Problem to work on:
Within the records below, find each line that holds the string "Reader", then copy it.

Supplied data:

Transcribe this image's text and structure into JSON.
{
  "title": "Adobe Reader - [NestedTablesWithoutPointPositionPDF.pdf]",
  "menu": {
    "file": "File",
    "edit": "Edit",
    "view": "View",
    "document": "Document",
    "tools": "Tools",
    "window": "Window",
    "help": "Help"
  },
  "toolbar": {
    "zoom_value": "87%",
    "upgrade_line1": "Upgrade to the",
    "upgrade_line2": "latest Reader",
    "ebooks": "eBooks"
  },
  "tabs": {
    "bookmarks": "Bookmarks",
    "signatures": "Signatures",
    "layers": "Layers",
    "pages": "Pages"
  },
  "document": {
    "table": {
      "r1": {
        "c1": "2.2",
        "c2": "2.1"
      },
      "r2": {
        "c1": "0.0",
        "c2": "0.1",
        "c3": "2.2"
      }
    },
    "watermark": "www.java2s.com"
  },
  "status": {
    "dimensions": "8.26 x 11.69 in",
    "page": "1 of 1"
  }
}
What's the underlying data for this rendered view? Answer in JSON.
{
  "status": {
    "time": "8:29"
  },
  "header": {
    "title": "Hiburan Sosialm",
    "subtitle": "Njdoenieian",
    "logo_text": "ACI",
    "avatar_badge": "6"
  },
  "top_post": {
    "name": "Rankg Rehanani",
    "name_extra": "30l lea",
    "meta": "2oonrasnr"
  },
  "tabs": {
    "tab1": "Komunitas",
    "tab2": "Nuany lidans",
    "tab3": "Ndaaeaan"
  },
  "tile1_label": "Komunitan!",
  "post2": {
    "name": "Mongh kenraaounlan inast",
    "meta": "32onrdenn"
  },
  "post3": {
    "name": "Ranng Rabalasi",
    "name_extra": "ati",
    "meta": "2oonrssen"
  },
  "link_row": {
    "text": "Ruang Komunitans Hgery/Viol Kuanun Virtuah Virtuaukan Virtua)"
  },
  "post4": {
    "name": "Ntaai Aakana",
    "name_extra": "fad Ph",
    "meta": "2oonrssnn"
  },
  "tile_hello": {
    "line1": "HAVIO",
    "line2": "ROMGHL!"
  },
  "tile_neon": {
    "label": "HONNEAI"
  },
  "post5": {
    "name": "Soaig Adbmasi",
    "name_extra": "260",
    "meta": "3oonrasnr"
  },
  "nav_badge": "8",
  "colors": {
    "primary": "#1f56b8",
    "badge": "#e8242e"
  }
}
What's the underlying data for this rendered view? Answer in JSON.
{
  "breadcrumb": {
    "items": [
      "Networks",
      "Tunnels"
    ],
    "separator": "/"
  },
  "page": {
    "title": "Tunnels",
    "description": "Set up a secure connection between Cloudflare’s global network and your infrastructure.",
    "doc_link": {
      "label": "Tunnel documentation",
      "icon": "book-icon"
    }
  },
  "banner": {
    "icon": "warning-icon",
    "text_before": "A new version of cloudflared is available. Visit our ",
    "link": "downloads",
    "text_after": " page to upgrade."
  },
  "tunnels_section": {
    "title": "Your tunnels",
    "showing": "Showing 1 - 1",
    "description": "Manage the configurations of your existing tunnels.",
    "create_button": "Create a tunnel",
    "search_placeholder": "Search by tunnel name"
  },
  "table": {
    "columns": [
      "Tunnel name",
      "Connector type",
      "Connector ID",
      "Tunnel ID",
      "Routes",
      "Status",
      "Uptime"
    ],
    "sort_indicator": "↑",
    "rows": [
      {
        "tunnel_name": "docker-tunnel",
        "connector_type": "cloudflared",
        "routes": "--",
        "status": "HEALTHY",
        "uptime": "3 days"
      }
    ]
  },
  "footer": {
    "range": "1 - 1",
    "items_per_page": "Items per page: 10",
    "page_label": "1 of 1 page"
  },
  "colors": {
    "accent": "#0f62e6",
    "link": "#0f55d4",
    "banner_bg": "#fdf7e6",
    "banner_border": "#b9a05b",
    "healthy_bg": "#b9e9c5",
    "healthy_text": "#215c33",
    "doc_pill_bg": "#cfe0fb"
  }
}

Full solution:
  "title": "Adobe Reader - [NestedTablesWithoutPointPositionPDF.pdf]",
    "upgrade_line2": "latest Reader",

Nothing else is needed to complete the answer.